▶ **Work to complete**
Bring together all lines from the listing below that contain the string "China".

▶ **Source data**
━━━━━━━━━━
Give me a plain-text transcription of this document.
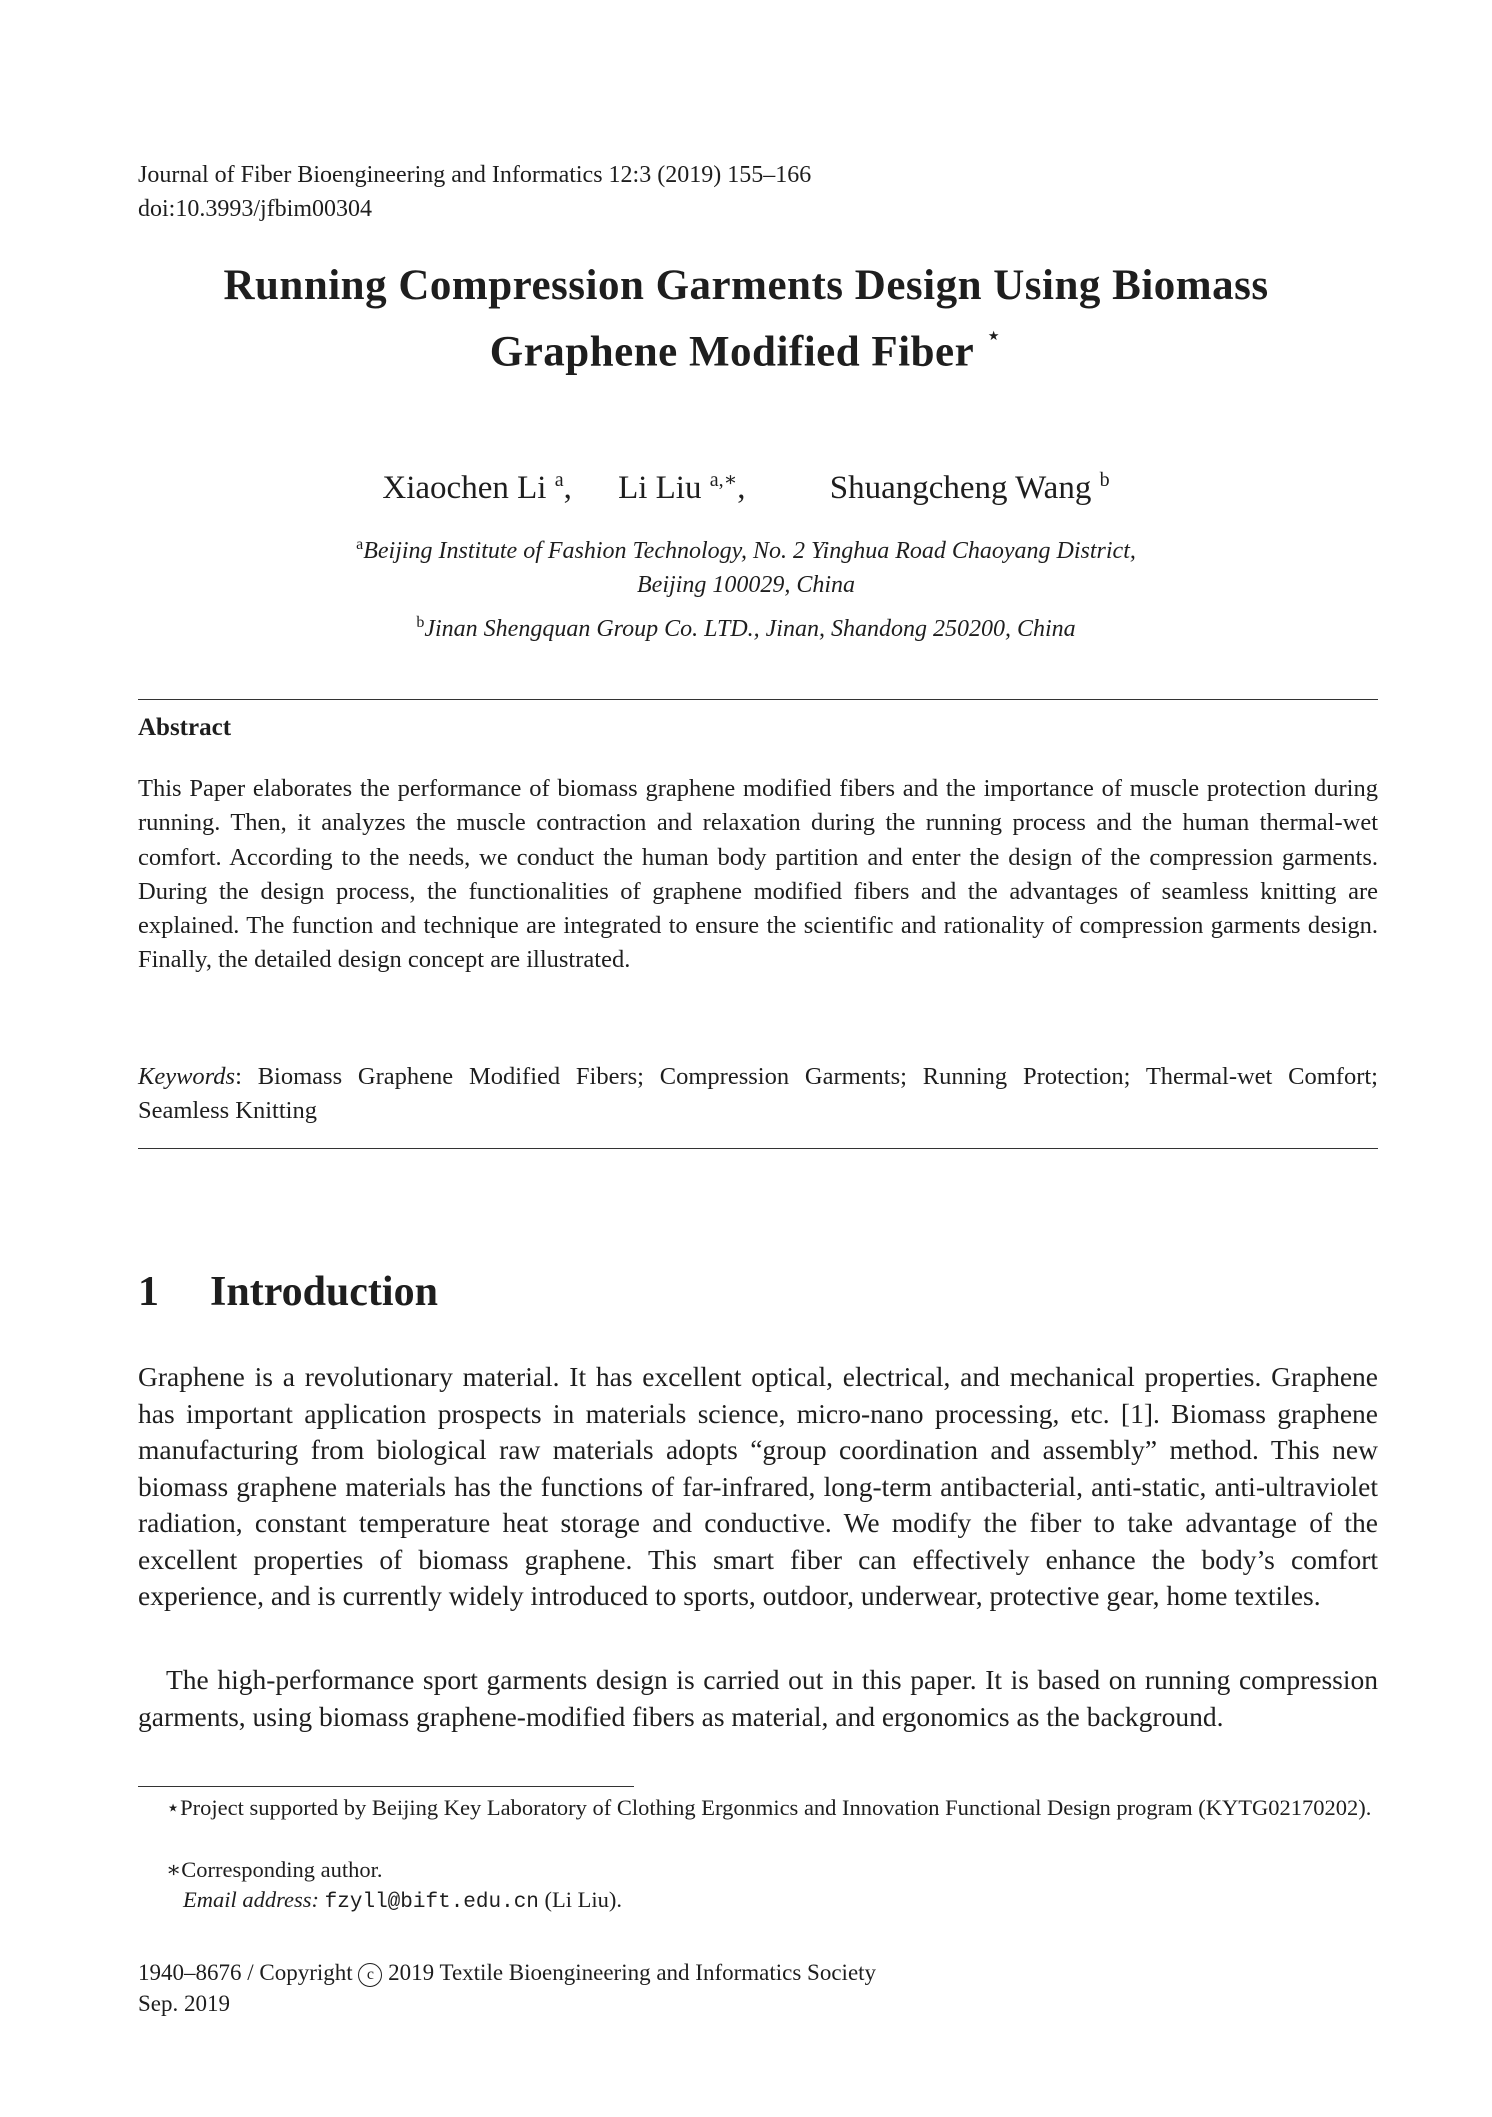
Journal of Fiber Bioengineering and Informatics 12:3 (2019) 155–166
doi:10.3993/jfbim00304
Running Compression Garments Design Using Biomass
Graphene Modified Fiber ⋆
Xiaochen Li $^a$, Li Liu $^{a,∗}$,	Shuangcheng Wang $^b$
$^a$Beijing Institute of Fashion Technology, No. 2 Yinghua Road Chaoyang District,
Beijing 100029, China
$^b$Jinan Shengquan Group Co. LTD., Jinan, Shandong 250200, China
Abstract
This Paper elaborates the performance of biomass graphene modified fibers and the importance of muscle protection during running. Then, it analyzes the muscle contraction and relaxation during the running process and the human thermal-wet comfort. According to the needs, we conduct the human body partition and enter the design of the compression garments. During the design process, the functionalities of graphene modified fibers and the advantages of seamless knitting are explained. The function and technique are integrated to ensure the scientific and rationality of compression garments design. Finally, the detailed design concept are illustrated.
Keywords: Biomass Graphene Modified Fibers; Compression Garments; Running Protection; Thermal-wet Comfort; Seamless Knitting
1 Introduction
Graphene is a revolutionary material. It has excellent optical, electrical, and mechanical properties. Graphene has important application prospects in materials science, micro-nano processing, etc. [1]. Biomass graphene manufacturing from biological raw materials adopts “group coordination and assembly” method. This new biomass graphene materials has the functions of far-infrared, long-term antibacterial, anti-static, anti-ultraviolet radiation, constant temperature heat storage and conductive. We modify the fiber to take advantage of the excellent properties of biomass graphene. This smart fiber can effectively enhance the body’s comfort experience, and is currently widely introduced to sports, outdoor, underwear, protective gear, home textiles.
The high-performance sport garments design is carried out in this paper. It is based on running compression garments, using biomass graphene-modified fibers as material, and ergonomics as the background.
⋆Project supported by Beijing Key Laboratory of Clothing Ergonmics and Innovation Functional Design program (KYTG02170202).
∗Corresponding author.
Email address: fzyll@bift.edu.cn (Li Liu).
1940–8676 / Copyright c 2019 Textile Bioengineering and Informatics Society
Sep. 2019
━━━━━━━━━━
▶ **Answer for the task**
Beijing 100029, China
$^b$Jinan Shengquan Group Co. LTD., Jinan, Shandong 250200, China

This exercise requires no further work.